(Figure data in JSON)
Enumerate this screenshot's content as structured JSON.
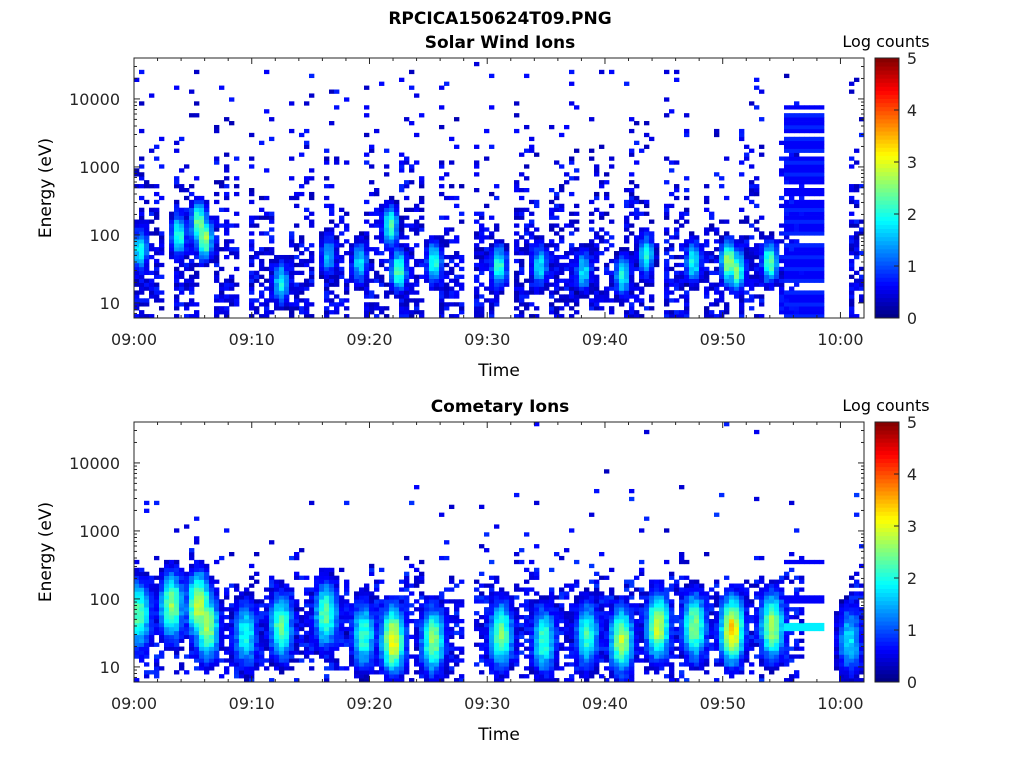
{
  "figure": {
    "title": "RPCICA150624T09.PNG"
  },
  "chart_data": [
    {
      "type": "heatmap",
      "title": "Solar Wind Ions",
      "xlabel": "Time",
      "ylabel": "Energy (eV)",
      "x_ticks": [
        "09:00",
        "09:10",
        "09:20",
        "09:30",
        "09:40",
        "09:50",
        "10:00"
      ],
      "y_ticks": [
        "10",
        "100",
        "1000",
        "10000"
      ],
      "y_scale": "log",
      "ylim": [
        6,
        40000
      ],
      "xlim_minutes": [
        0,
        62
      ],
      "colorbar": {
        "label": "Log counts",
        "ticks": [
          "0",
          "1",
          "2",
          "3",
          "4",
          "5"
        ],
        "range": [
          0,
          5
        ],
        "colormap": "jet"
      },
      "sweep_start_minutes": [
        0.2,
        3.4,
        6.6,
        9.8,
        13.0,
        16.2,
        19.4,
        22.6,
        25.8,
        29.0,
        32.2,
        35.4,
        38.6,
        41.8,
        45.0,
        48.2,
        51.4,
        54.6,
        60.8
      ],
      "low_energy_peaks": [
        {
          "t": 0.5,
          "e": 60,
          "c": 2.0
        },
        {
          "t": 3.8,
          "e": 100,
          "c": 2.2
        },
        {
          "t": 5.5,
          "e": 150,
          "c": 2.6
        },
        {
          "t": 6.0,
          "e": 90,
          "c": 2.8
        },
        {
          "t": 12.5,
          "e": 20,
          "c": 2.0
        },
        {
          "t": 16.5,
          "e": 50,
          "c": 1.6
        },
        {
          "t": 19.2,
          "e": 40,
          "c": 1.8
        },
        {
          "t": 21.8,
          "e": 140,
          "c": 2.2
        },
        {
          "t": 22.5,
          "e": 30,
          "c": 2.4
        },
        {
          "t": 25.5,
          "e": 40,
          "c": 2.2
        },
        {
          "t": 31.0,
          "e": 35,
          "c": 2.2
        },
        {
          "t": 34.5,
          "e": 35,
          "c": 1.8
        },
        {
          "t": 38.2,
          "e": 30,
          "c": 1.8
        },
        {
          "t": 41.5,
          "e": 25,
          "c": 2.0
        },
        {
          "t": 43.5,
          "e": 50,
          "c": 2.0
        },
        {
          "t": 47.5,
          "e": 40,
          "c": 2.0
        },
        {
          "t": 50.5,
          "e": 40,
          "c": 2.8
        },
        {
          "t": 51.2,
          "e": 30,
          "c": 2.5
        },
        {
          "t": 54.0,
          "e": 40,
          "c": 2.4
        }
      ],
      "uniform_block": {
        "t0": 55.2,
        "t1": 58.8,
        "e_max": 8000,
        "c": 0.6
      }
    },
    {
      "type": "heatmap",
      "title": "Cometary Ions",
      "xlabel": "Time",
      "ylabel": "Energy (eV)",
      "x_ticks": [
        "09:00",
        "09:10",
        "09:20",
        "09:30",
        "09:40",
        "09:50",
        "10:00"
      ],
      "y_ticks": [
        "10",
        "100",
        "1000",
        "10000"
      ],
      "y_scale": "log",
      "ylim": [
        6,
        40000
      ],
      "xlim_minutes": [
        0,
        62
      ],
      "colorbar": {
        "label": "Log counts",
        "ticks": [
          "0",
          "1",
          "2",
          "3",
          "4",
          "5"
        ],
        "range": [
          0,
          5
        ],
        "colormap": "jet"
      },
      "sweep_start_minutes": [
        0.2,
        3.4,
        6.6,
        9.8,
        13.0,
        16.2,
        19.4,
        22.6,
        25.8,
        29.0,
        32.2,
        35.4,
        38.6,
        41.8,
        45.0,
        48.2,
        51.4,
        54.6,
        60.8
      ],
      "main_peaks": [
        {
          "t": 0.4,
          "e": 60,
          "c": 2.4
        },
        {
          "t": 3.2,
          "e": 80,
          "c": 2.6
        },
        {
          "t": 5.5,
          "e": 80,
          "c": 3.0
        },
        {
          "t": 6.2,
          "e": 40,
          "c": 2.8
        },
        {
          "t": 9.5,
          "e": 30,
          "c": 2.0
        },
        {
          "t": 12.5,
          "e": 40,
          "c": 2.4
        },
        {
          "t": 16.3,
          "e": 60,
          "c": 2.4
        },
        {
          "t": 19.5,
          "e": 30,
          "c": 2.2
        },
        {
          "t": 22.0,
          "e": 25,
          "c": 3.2
        },
        {
          "t": 25.4,
          "e": 25,
          "c": 2.6
        },
        {
          "t": 31.2,
          "e": 30,
          "c": 2.5
        },
        {
          "t": 34.8,
          "e": 25,
          "c": 2.2
        },
        {
          "t": 38.5,
          "e": 30,
          "c": 2.2
        },
        {
          "t": 41.4,
          "e": 25,
          "c": 2.8
        },
        {
          "t": 44.5,
          "e": 40,
          "c": 3.0
        },
        {
          "t": 47.6,
          "e": 40,
          "c": 2.6
        },
        {
          "t": 50.8,
          "e": 35,
          "c": 3.4
        },
        {
          "t": 54.2,
          "e": 40,
          "c": 2.8
        },
        {
          "t": 60.8,
          "e": 25,
          "c": 1.8
        }
      ],
      "horizontal_bands": [
        {
          "t0": 55.2,
          "t1": 58.8,
          "e": 40,
          "c": 1.8
        },
        {
          "t0": 55.2,
          "t1": 58.8,
          "e": 95,
          "c": 0.6
        },
        {
          "t0": 55.2,
          "t1": 58.8,
          "e": 350,
          "c": 0.6
        }
      ]
    }
  ]
}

(Direction)
Skip the pictures, then retype every line above exactly.

(Task solution)
Enumerate this screenshot's content as structured JSON.
{
  "figure": {
    "title": "RPCICA150624T09.PNG"
  },
  "chart_data": [
    {
      "type": "heatmap",
      "title": "Solar Wind Ions",
      "xlabel": "Time",
      "ylabel": "Energy (eV)",
      "x_ticks": [
        "09:00",
        "09:10",
        "09:20",
        "09:30",
        "09:40",
        "09:50",
        "10:00"
      ],
      "y_ticks": [
        "10",
        "100",
        "1000",
        "10000"
      ],
      "y_scale": "log",
      "ylim": [
        6,
        40000
      ],
      "xlim_minutes": [
        0,
        62
      ],
      "colorbar": {
        "label": "Log counts",
        "ticks": [
          "0",
          "1",
          "2",
          "3",
          "4",
          "5"
        ],
        "range": [
          0,
          5
        ],
        "colormap": "jet"
      },
      "sweep_start_minutes": [
        0.2,
        3.4,
        6.6,
        9.8,
        13.0,
        16.2,
        19.4,
        22.6,
        25.8,
        29.0,
        32.2,
        35.4,
        38.6,
        41.8,
        45.0,
        48.2,
        51.4,
        54.6,
        60.8
      ],
      "low_energy_peaks": [
        {
          "t": 0.5,
          "e": 60,
          "c": 2.0
        },
        {
          "t": 3.8,
          "e": 100,
          "c": 2.2
        },
        {
          "t": 5.5,
          "e": 150,
          "c": 2.6
        },
        {
          "t": 6.0,
          "e": 90,
          "c": 2.8
        },
        {
          "t": 12.5,
          "e": 20,
          "c": 2.0
        },
        {
          "t": 16.5,
          "e": 50,
          "c": 1.6
        },
        {
          "t": 19.2,
          "e": 40,
          "c": 1.8
        },
        {
          "t": 21.8,
          "e": 140,
          "c": 2.2
        },
        {
          "t": 22.5,
          "e": 30,
          "c": 2.4
        },
        {
          "t": 25.5,
          "e": 40,
          "c": 2.2
        },
        {
          "t": 31.0,
          "e": 35,
          "c": 2.2
        },
        {
          "t": 34.5,
          "e": 35,
          "c": 1.8
        },
        {
          "t": 38.2,
          "e": 30,
          "c": 1.8
        },
        {
          "t": 41.5,
          "e": 25,
          "c": 2.0
        },
        {
          "t": 43.5,
          "e": 50,
          "c": 2.0
        },
        {
          "t": 47.5,
          "e": 40,
          "c": 2.0
        },
        {
          "t": 50.5,
          "e": 40,
          "c": 2.8
        },
        {
          "t": 51.2,
          "e": 30,
          "c": 2.5
        },
        {
          "t": 54.0,
          "e": 40,
          "c": 2.4
        }
      ],
      "uniform_block": {
        "t0": 55.2,
        "t1": 58.8,
        "e_max": 8000,
        "c": 0.6
      }
    },
    {
      "type": "heatmap",
      "title": "Cometary Ions",
      "xlabel": "Time",
      "ylabel": "Energy (eV)",
      "x_ticks": [
        "09:00",
        "09:10",
        "09:20",
        "09:30",
        "09:40",
        "09:50",
        "10:00"
      ],
      "y_ticks": [
        "10",
        "100",
        "1000",
        "10000"
      ],
      "y_scale": "log",
      "ylim": [
        6,
        40000
      ],
      "xlim_minutes": [
        0,
        62
      ],
      "colorbar": {
        "label": "Log counts",
        "ticks": [
          "0",
          "1",
          "2",
          "3",
          "4",
          "5"
        ],
        "range": [
          0,
          5
        ],
        "colormap": "jet"
      },
      "sweep_start_minutes": [
        0.2,
        3.4,
        6.6,
        9.8,
        13.0,
        16.2,
        19.4,
        22.6,
        25.8,
        29.0,
        32.2,
        35.4,
        38.6,
        41.8,
        45.0,
        48.2,
        51.4,
        54.6,
        60.8
      ],
      "main_peaks": [
        {
          "t": 0.4,
          "e": 60,
          "c": 2.4
        },
        {
          "t": 3.2,
          "e": 80,
          "c": 2.6
        },
        {
          "t": 5.5,
          "e": 80,
          "c": 3.0
        },
        {
          "t": 6.2,
          "e": 40,
          "c": 2.8
        },
        {
          "t": 9.5,
          "e": 30,
          "c": 2.0
        },
        {
          "t": 12.5,
          "e": 40,
          "c": 2.4
        },
        {
          "t": 16.3,
          "e": 60,
          "c": 2.4
        },
        {
          "t": 19.5,
          "e": 30,
          "c": 2.2
        },
        {
          "t": 22.0,
          "e": 25,
          "c": 3.2
        },
        {
          "t": 25.4,
          "e": 25,
          "c": 2.6
        },
        {
          "t": 31.2,
          "e": 30,
          "c": 2.5
        },
        {
          "t": 34.8,
          "e": 25,
          "c": 2.2
        },
        {
          "t": 38.5,
          "e": 30,
          "c": 2.2
        },
        {
          "t": 41.4,
          "e": 25,
          "c": 2.8
        },
        {
          "t": 44.5,
          "e": 40,
          "c": 3.0
        },
        {
          "t": 47.6,
          "e": 40,
          "c": 2.6
        },
        {
          "t": 50.8,
          "e": 35,
          "c": 3.4
        },
        {
          "t": 54.2,
          "e": 40,
          "c": 2.8
        },
        {
          "t": 60.8,
          "e": 25,
          "c": 1.8
        }
      ],
      "horizontal_bands": [
        {
          "t0": 55.2,
          "t1": 58.8,
          "e": 40,
          "c": 1.8
        },
        {
          "t0": 55.2,
          "t1": 58.8,
          "e": 95,
          "c": 0.6
        },
        {
          "t0": 55.2,
          "t1": 58.8,
          "e": 350,
          "c": 0.6
        }
      ]
    }
  ]
}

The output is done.